▶ [WHAT IS BEING ASKED] Copy out each line below that has the word "closeness" in it.

※ ※ ※

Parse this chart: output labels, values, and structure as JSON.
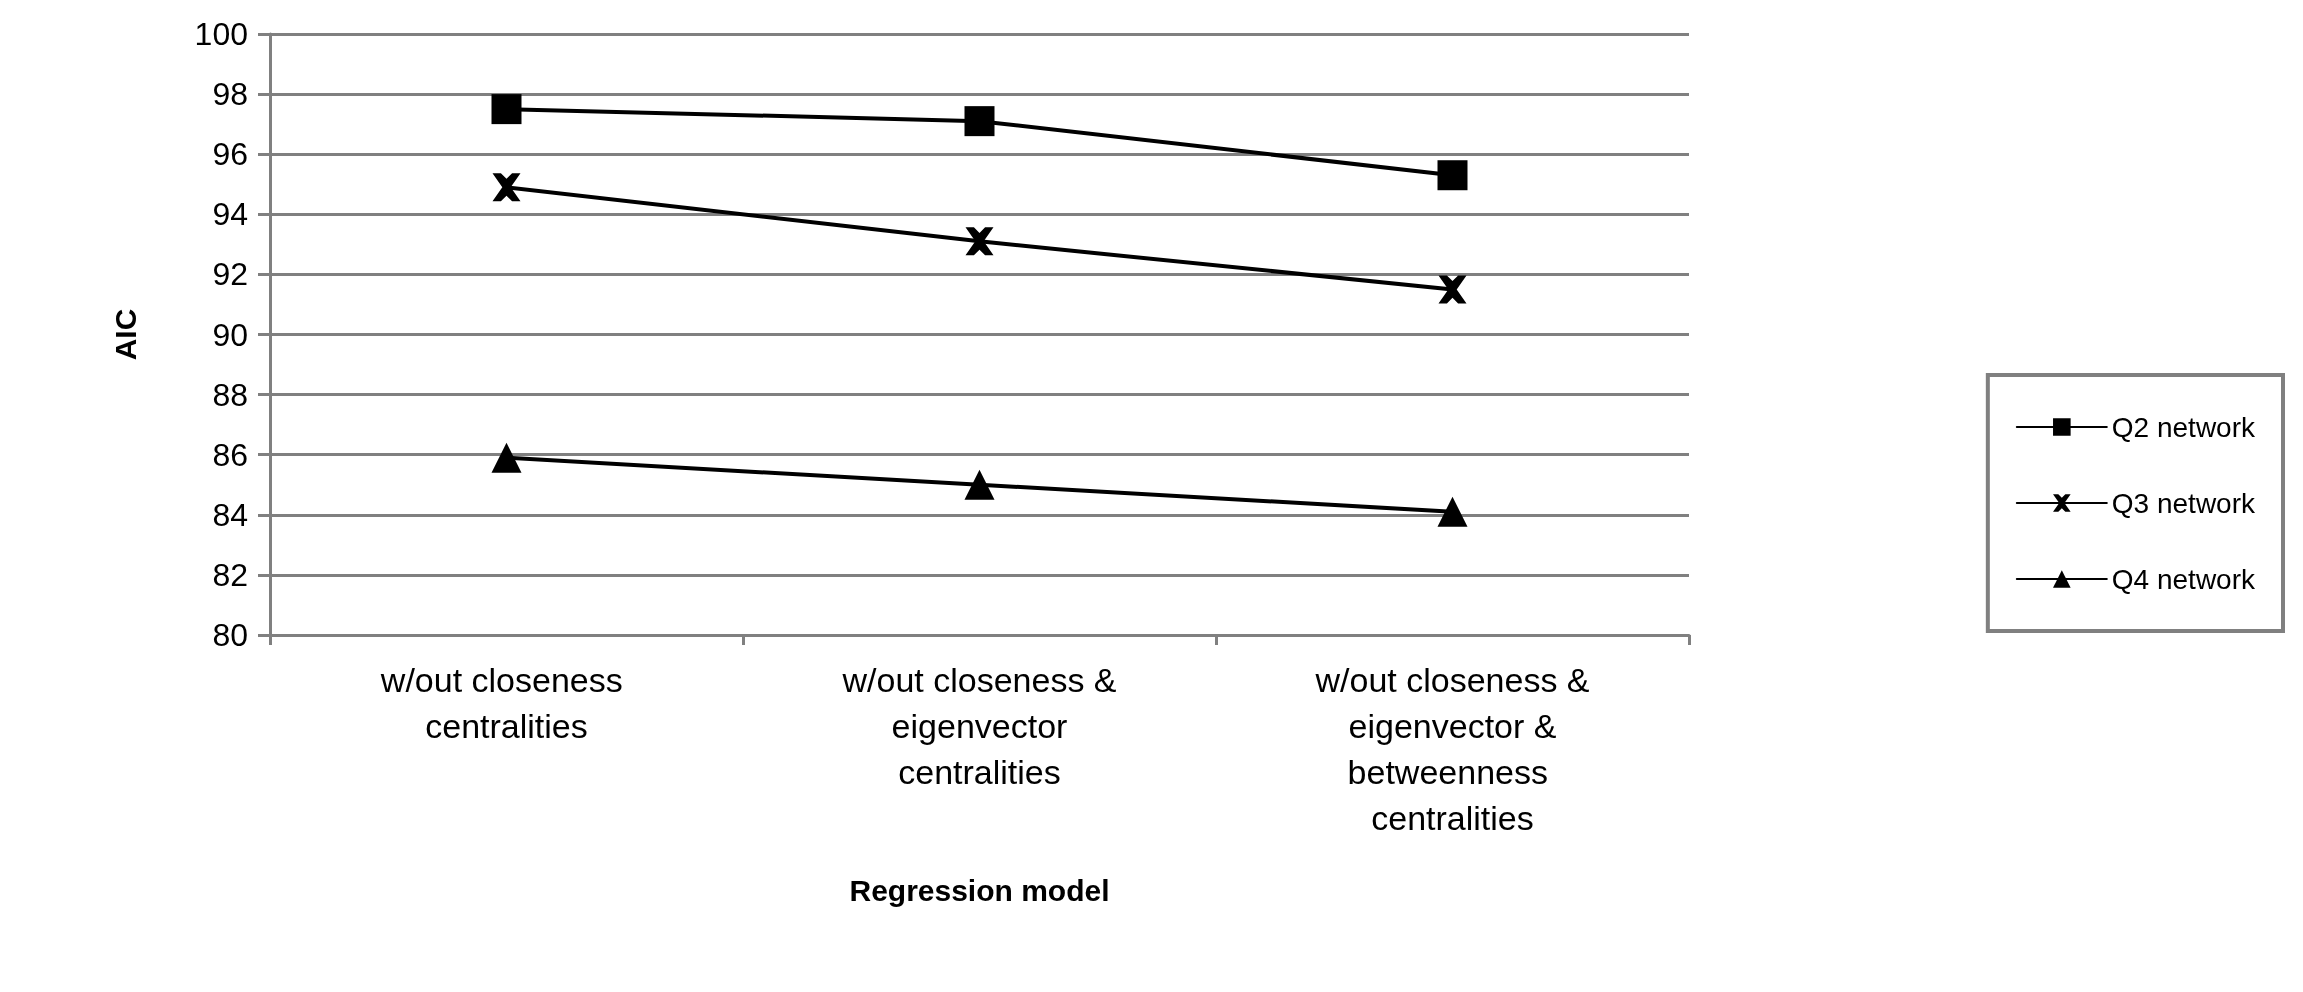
{
  "chart_data": {
    "type": "line",
    "xlabel": "Regression model",
    "ylabel": "AIC",
    "categories": [
      "w/out closeness centralities",
      "w/out closeness & eigenvector centralities",
      "w/out closeness & eigenvector & betweenness centralities"
    ],
    "series": [
      {
        "name": "Q2 network",
        "color": "#000000",
        "marker": "square",
        "values": [
          97.5,
          97.1,
          95.3
        ]
      },
      {
        "name": "Q3 network",
        "color": "#000000",
        "marker": "cross",
        "values": [
          94.9,
          93.1,
          91.5
        ]
      },
      {
        "name": "Q4 network",
        "color": "#000000",
        "marker": "triangle",
        "values": [
          85.9,
          85.0,
          84.1
        ]
      }
    ],
    "ylim": [
      80,
      100
    ],
    "yticks": [
      80,
      82,
      84,
      86,
      88,
      90,
      92,
      94,
      96,
      98,
      100
    ],
    "grid": "y",
    "legend": "right",
    "line_style": "solid"
  }
}
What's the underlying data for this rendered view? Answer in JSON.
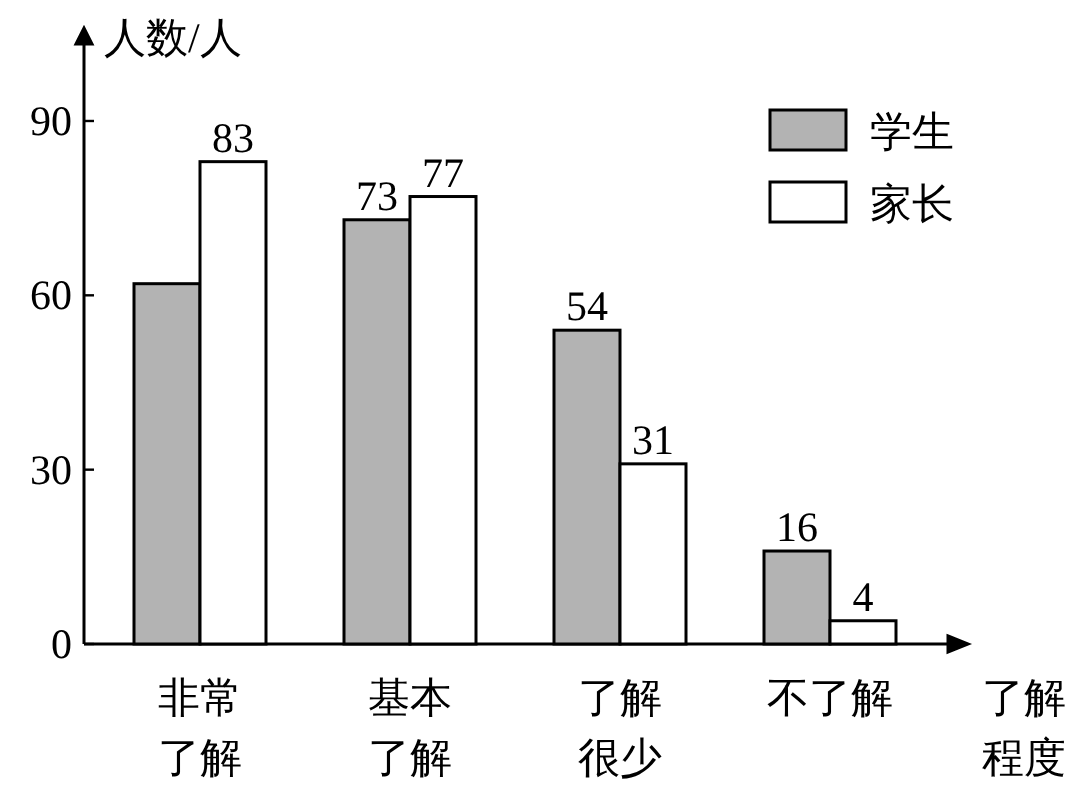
{
  "chart_data": {
    "type": "bar",
    "ylabel": "人数/人",
    "xlabel": "了解程度",
    "categories": [
      "非常了解",
      "基本了解",
      "了解很少",
      "不了解"
    ],
    "series": [
      {
        "name": "学生",
        "color": "#b3b3b3",
        "values": [
          62,
          73,
          54,
          16
        ],
        "value_labels": [
          null,
          "73",
          "54",
          "16"
        ]
      },
      {
        "name": "家长",
        "color": "#ffffff",
        "values": [
          83,
          77,
          31,
          4
        ],
        "value_labels": [
          "83",
          "77",
          "31",
          "4"
        ]
      }
    ],
    "ylim": [
      0,
      106
    ],
    "yticks": [
      0,
      30,
      60,
      90
    ],
    "legend": "top right"
  }
}
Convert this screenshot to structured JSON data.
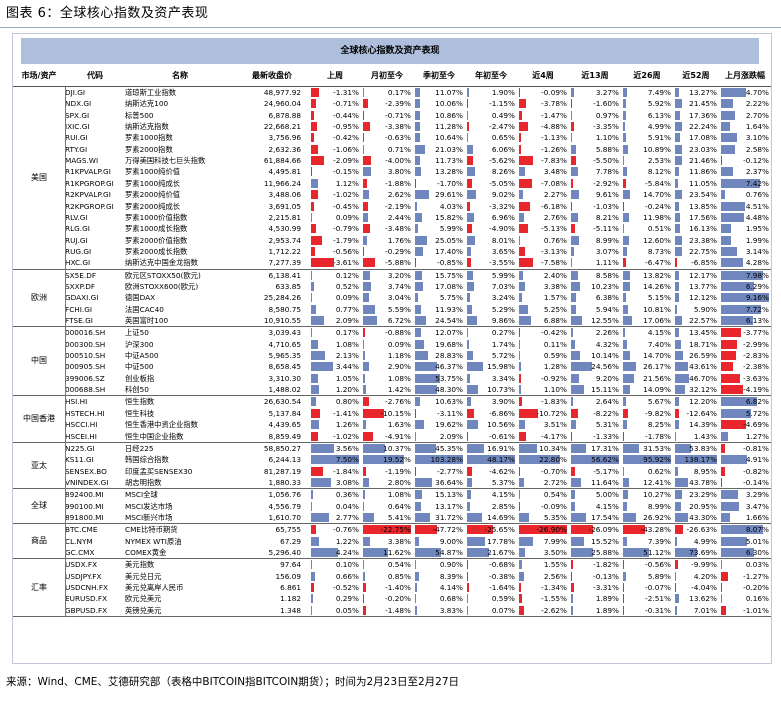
{
  "caption": "图表 6：全球核心指数及资产表现",
  "table_title": "全球核心指数及资产表现",
  "headers": [
    "市场/资产",
    "代码",
    "名称",
    "最新收盘价",
    "上周",
    "月初至今",
    "季初至今",
    "年初至今",
    "近4周",
    "近13周",
    "近26周",
    "近52周",
    "上月涨跌幅"
  ],
  "colors": {
    "positive_bar": "#6f87bd",
    "negative_bar": "#e8262b",
    "title_bg": "#aebedd"
  },
  "groups": [
    {
      "name": "美国",
      "rows": [
        {
          "code": "DJI.GI",
          "name": "道琼斯工业指数",
          "price": "48,977.92",
          "v": [
            "-1.31%",
            "0.17%",
            "11.07%",
            "1.90%",
            "-0.09%",
            "3.27%",
            "7.49%",
            "13.27%",
            "4.70%"
          ]
        },
        {
          "code": "NDX.GI",
          "name": "纳斯达克100",
          "price": "24,960.04",
          "v": [
            "-0.71%",
            "-2.39%",
            "10.06%",
            "-1.15%",
            "-3.78%",
            "-1.60%",
            "5.92%",
            "21.45%",
            "2.22%"
          ]
        },
        {
          "code": "SPX.GI",
          "name": "标普500",
          "price": "6,878.88",
          "v": [
            "-0.44%",
            "-0.71%",
            "10.86%",
            "0.49%",
            "-1.47%",
            "0.97%",
            "6.13%",
            "17.36%",
            "2.70%"
          ]
        },
        {
          "code": "IXIC.GI",
          "name": "纳斯达克指数",
          "price": "22,668.21",
          "v": [
            "-0.95%",
            "-3.38%",
            "11.28%",
            "-2.47%",
            "-4.88%",
            "-3.35%",
            "4.99%",
            "22.24%",
            "1.64%"
          ]
        },
        {
          "code": "RUI.GI",
          "name": "罗素1000指数",
          "price": "3,756.96",
          "v": [
            "-0.42%",
            "-0.63%",
            "10.64%",
            "0.65%",
            "-1.13%",
            "1.10%",
            "5.91%",
            "17.08%",
            "3.10%"
          ]
        },
        {
          "code": "RTY.GI",
          "name": "罗素2000指数",
          "price": "2,632.36",
          "v": [
            "-1.06%",
            "0.71%",
            "21.03%",
            "6.06%",
            "-1.26%",
            "5.88%",
            "10.89%",
            "23.03%",
            "2.58%"
          ]
        },
        {
          "code": "MAGS.WI",
          "name": "万得美国科技七巨头指数",
          "price": "61,884.66",
          "v": [
            "-2.09%",
            "-4.00%",
            "11.73%",
            "-5.62%",
            "-7.83%",
            "-5.50%",
            "2.53%",
            "21.46%",
            "-0.12%"
          ]
        },
        {
          "code": "R1KPVALP.GI",
          "name": "罗素1000纯价值",
          "price": "4,495.81",
          "v": [
            "-0.15%",
            "3.80%",
            "13.28%",
            "8.26%",
            "3.48%",
            "7.78%",
            "8.12%",
            "11.86%",
            "2.37%"
          ]
        },
        {
          "code": "R1KPGROP.GI",
          "name": "罗素1000纯成长",
          "price": "11,966.24",
          "v": [
            "1.12%",
            "-1.88%",
            "-1.70%",
            "-5.05%",
            "-7.08%",
            "-2.92%",
            "-5.84%",
            "11.05%",
            "7.42%"
          ]
        },
        {
          "code": "R2KPVALP.GI",
          "name": "罗素2000纯价值",
          "price": "3,488.06",
          "v": [
            "-1.02%",
            "2.62%",
            "29.61%",
            "9.02%",
            "2.27%",
            "9.61%",
            "14.70%",
            "23.54%",
            "0.76%"
          ]
        },
        {
          "code": "R2KPGROP.GI",
          "name": "罗素2000纯成长",
          "price": "3,691.05",
          "v": [
            "-0.45%",
            "-2.19%",
            "4.03%",
            "-3.32%",
            "-6.18%",
            "-1.03%",
            "-0.24%",
            "13.85%",
            "4.51%"
          ]
        },
        {
          "code": "RLV.GI",
          "name": "罗素1000价值指数",
          "price": "2,215.81",
          "v": [
            "0.09%",
            "2.44%",
            "15.82%",
            "6.96%",
            "2.76%",
            "8.21%",
            "11.98%",
            "17.56%",
            "4.48%"
          ]
        },
        {
          "code": "RLG.GI",
          "name": "罗素1000成长指数",
          "price": "4,530.99",
          "v": [
            "-0.79%",
            "-3.48%",
            "5.99%",
            "-4.90%",
            "-5.13%",
            "-5.11%",
            "0.51%",
            "16.13%",
            "1.95%"
          ]
        },
        {
          "code": "RUJ.GI",
          "name": "罗素2000价值指数",
          "price": "2,953.74",
          "v": [
            "-1.79%",
            "1.76%",
            "25.05%",
            "8.01%",
            "0.76%",
            "8.99%",
            "12.60%",
            "23.38%",
            "1.99%"
          ]
        },
        {
          "code": "RUG.GI",
          "name": "罗素2000成长指数",
          "price": "1,712.22",
          "v": [
            "-0.56%",
            "-0.29%",
            "17.40%",
            "3.65%",
            "-3.13%",
            "3.07%",
            "8.73%",
            "22.75%",
            "3.14%"
          ]
        },
        {
          "code": "HXC.GI",
          "name": "纳斯达克中国金龙指数",
          "price": "7,277.39",
          "v": [
            "-3.61%",
            "-5.88%",
            "-0.85%",
            "-3.55%",
            "-7.58%",
            "1.11%",
            "-6.47%",
            "-6.85%",
            "4.28%"
          ]
        }
      ]
    },
    {
      "name": "欧洲",
      "rows": [
        {
          "code": "SX5E.DF",
          "name": "欧元区STOXX50(欧元)",
          "price": "6,138.41",
          "v": [
            "0.12%",
            "3.20%",
            "15.75%",
            "5.99%",
            "2.40%",
            "8.58%",
            "13.82%",
            "12.17%",
            "7.98%"
          ]
        },
        {
          "code": "SXXP.DF",
          "name": "欧洲STOXX600(欧元)",
          "price": "633.85",
          "v": [
            "0.52%",
            "3.74%",
            "17.08%",
            "7.03%",
            "3.38%",
            "10.23%",
            "14.26%",
            "13.77%",
            "6.29%"
          ]
        },
        {
          "code": "GDAXI.GI",
          "name": "德国DAX",
          "price": "25,284.26",
          "v": [
            "0.09%",
            "3.04%",
            "5.75%",
            "3.24%",
            "1.57%",
            "6.38%",
            "5.15%",
            "12.12%",
            "9.16%"
          ]
        },
        {
          "code": "FCHI.GI",
          "name": "法国CAC40",
          "price": "8,580.75",
          "v": [
            "0.77%",
            "5.59%",
            "11.93%",
            "5.29%",
            "5.25%",
            "5.94%",
            "10.81%",
            "5.90%",
            "7.72%"
          ]
        },
        {
          "code": "FTSE.GI",
          "name": "英国富时100",
          "price": "10,910.55",
          "v": [
            "2.09%",
            "6.72%",
            "24.54%",
            "9.86%",
            "6.88%",
            "12.55%",
            "17.06%",
            "22.57%",
            "6.13%"
          ]
        }
      ]
    },
    {
      "name": "中国",
      "rows": [
        {
          "code": "000016.SH",
          "name": "上证50",
          "price": "3,039.43",
          "v": [
            "0.17%",
            "-0.88%",
            "12.07%",
            "0.27%",
            "-0.42%",
            "2.26%",
            "4.15%",
            "13.45%",
            "-3.77%"
          ]
        },
        {
          "code": "000300.SH",
          "name": "沪深300",
          "price": "4,710.65",
          "v": [
            "1.08%",
            "0.09%",
            "19.68%",
            "1.74%",
            "0.11%",
            "4.32%",
            "7.40%",
            "18.71%",
            "-2.99%"
          ]
        },
        {
          "code": "000510.SH",
          "name": "中证A500",
          "price": "5,965.35",
          "v": [
            "2.13%",
            "1.18%",
            "28.83%",
            "5.72%",
            "0.59%",
            "10.14%",
            "14.70%",
            "26.59%",
            "-2.83%"
          ]
        },
        {
          "code": "000905.SH",
          "name": "中证500",
          "price": "8,658.45",
          "v": [
            "3.44%",
            "2.90%",
            "46.37%",
            "15.98%",
            "1.28%",
            "24.56%",
            "26.17%",
            "43.61%",
            "-2.38%"
          ]
        },
        {
          "code": "399006.SZ",
          "name": "创业板指",
          "price": "3,310.30",
          "v": [
            "1.05%",
            "1.08%",
            "53.75%",
            "3.34%",
            "-0.92%",
            "9.20%",
            "21.56%",
            "46.70%",
            "-3.63%"
          ]
        },
        {
          "code": "000688.SH",
          "name": "科创50",
          "price": "1,488.02",
          "v": [
            "1.20%",
            "1.42%",
            "48.30%",
            "10.73%",
            "1.10%",
            "15.11%",
            "14.09%",
            "32.12%",
            "-4.19%"
          ]
        }
      ]
    },
    {
      "name": "中国香港",
      "rows": [
        {
          "code": "HSI.HI",
          "name": "恒生指数",
          "price": "26,630.54",
          "v": [
            "0.80%",
            "-2.76%",
            "10.63%",
            "3.90%",
            "-1.83%",
            "2.64%",
            "5.67%",
            "12.20%",
            "6.82%"
          ]
        },
        {
          "code": "HSTECH.HI",
          "name": "恒生科技",
          "price": "5,137.84",
          "v": [
            "-1.41%",
            "-10.15%",
            "-3.11%",
            "-6.86%",
            "-10.72%",
            "-8.22%",
            "-9.82%",
            "-12.64%",
            "5.72%"
          ]
        },
        {
          "code": "HSCCI.HI",
          "name": "恒生香港中资企业指数",
          "price": "4,439.65",
          "v": [
            "1.26%",
            "1.63%",
            "19.62%",
            "10.56%",
            "3.51%",
            "5.31%",
            "8.25%",
            "14.39%",
            "-4.69%"
          ]
        },
        {
          "code": "HSCEI.HI",
          "name": "恒生中国企业指数",
          "price": "8,859.49",
          "v": [
            "-1.02%",
            "-4.91%",
            "2.09%",
            "-0.61%",
            "-4.17%",
            "-1.33%",
            "-1.78%",
            "1.43%",
            "1.27%"
          ]
        }
      ]
    },
    {
      "name": "亚太",
      "rows": [
        {
          "code": "N225.GI",
          "name": "日经225",
          "price": "58,850.27",
          "v": [
            "3.56%",
            "10.37%",
            "45.35%",
            "16.91%",
            "10.34%",
            "17.31%",
            "31.53%",
            "53.83%",
            "-0.81%"
          ]
        },
        {
          "code": "KS11.GI",
          "name": "韩国综合指数",
          "price": "6,244.13",
          "v": [
            "7.50%",
            "19.52%",
            "103.28%",
            "48.17%",
            "22.80%",
            "56.62%",
            "95.92%",
            "138.17%",
            "4.91%"
          ]
        },
        {
          "code": "SENSEX.BO",
          "name": "印度孟买SENSEX30",
          "price": "81,287.19",
          "v": [
            "-1.84%",
            "-1.19%",
            "-2.77%",
            "-4.62%",
            "-0.70%",
            "-5.17%",
            "0.62%",
            "8.95%",
            "-0.82%"
          ]
        },
        {
          "code": "VNINDEX.GI",
          "name": "胡志明指数",
          "price": "1,880.33",
          "v": [
            "3.08%",
            "2.80%",
            "36.64%",
            "5.37%",
            "2.72%",
            "11.64%",
            "12.41%",
            "43.78%",
            "-0.14%"
          ]
        }
      ]
    },
    {
      "name": "全球",
      "rows": [
        {
          "code": "892400.MI",
          "name": "MSCI全球",
          "price": "1,056.76",
          "v": [
            "0.36%",
            "1.08%",
            "15.13%",
            "4.15%",
            "0.54%",
            "5.00%",
            "10.27%",
            "23.29%",
            "3.29%"
          ]
        },
        {
          "code": "990100.MI",
          "name": "MSCI发达市场",
          "price": "4,556.79",
          "v": [
            "0.04%",
            "0.64%",
            "13.17%",
            "2.85%",
            "-0.09%",
            "4.15%",
            "8.99%",
            "20.95%",
            "3.47%"
          ]
        },
        {
          "code": "891800.MI",
          "name": "MSCI新兴市场",
          "price": "1,610.70",
          "v": [
            "2.77%",
            "5.41%",
            "31.72%",
            "14.69%",
            "5.35%",
            "17.54%",
            "26.92%",
            "43.30%",
            "1.66%"
          ]
        }
      ]
    },
    {
      "name": "商品",
      "rows": [
        {
          "code": "BTC.CME",
          "name": "CME比特币期货",
          "price": "65,755",
          "v": [
            "-0.76%",
            "-22.75%",
            "-47.72%",
            "-25.65%",
            "-26.90%",
            "-26.09%",
            "-43.28%",
            "-26.63%",
            "8.07%"
          ]
        },
        {
          "code": "CL.NYM",
          "name": "NYMEX WTI原油",
          "price": "67.29",
          "v": [
            "1.22%",
            "3.38%",
            "9.00%",
            "17.78%",
            "7.99%",
            "15.52%",
            "7.39%",
            "4.99%",
            "5.01%"
          ]
        },
        {
          "code": "GC.CMX",
          "name": "COMEX黄金",
          "price": "5,296.40",
          "v": [
            "4.24%",
            "11.62%",
            "54.87%",
            "21.67%",
            "3.50%",
            "25.88%",
            "51.12%",
            "73.69%",
            "6.30%"
          ]
        }
      ]
    },
    {
      "name": "汇率",
      "rows": [
        {
          "code": "USDX.FX",
          "name": "美元指数",
          "price": "97.64",
          "v": [
            "0.10%",
            "0.54%",
            "0.90%",
            "-0.68%",
            "1.55%",
            "-1.82%",
            "-0.56%",
            "-9.99%",
            "0.03%"
          ]
        },
        {
          "code": "USDJPY.FX",
          "name": "美元兑日元",
          "price": "156.09",
          "v": [
            "0.66%",
            "0.85%",
            "8.39%",
            "-0.38%",
            "2.56%",
            "-0.13%",
            "5.89%",
            "4.20%",
            "-1.27%"
          ]
        },
        {
          "code": "USDCNH.FX",
          "name": "美元兑离岸人民币",
          "price": "6.861",
          "v": [
            "-0.52%",
            "-1.40%",
            "4.14%",
            "-1.64%",
            "-1.34%",
            "-3.31%",
            "-0.07%",
            "-4.04%",
            "-0.20%"
          ]
        },
        {
          "code": "EURUSD.FX",
          "name": "欧元兑美元",
          "price": "1.182",
          "v": [
            "0.29%",
            "-0.20%",
            "0.68%",
            "0.59%",
            "-1.55%",
            "1.89%",
            "-2.51%",
            "13.62%",
            "0.16%"
          ]
        },
        {
          "code": "GBPUSD.FX",
          "name": "英镑兑美元",
          "price": "1.348",
          "v": [
            "0.05%",
            "-1.48%",
            "3.83%",
            "0.07%",
            "-2.62%",
            "1.89%",
            "-0.31%",
            "7.01%",
            "-1.01%"
          ]
        }
      ]
    }
  ],
  "source": "来源：Wind、CME、艾德研究部（表格中BITCOIN指BITCOIN期货）；时间为2月23日至2月27日"
}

※ ※ ※

▶ [EXERCISE SOLUTION]
      "w/out closeness centralities",
      "w/out closeness & eigenvector centralities",
      "w/out closeness & eigenvector & betweenness centralities"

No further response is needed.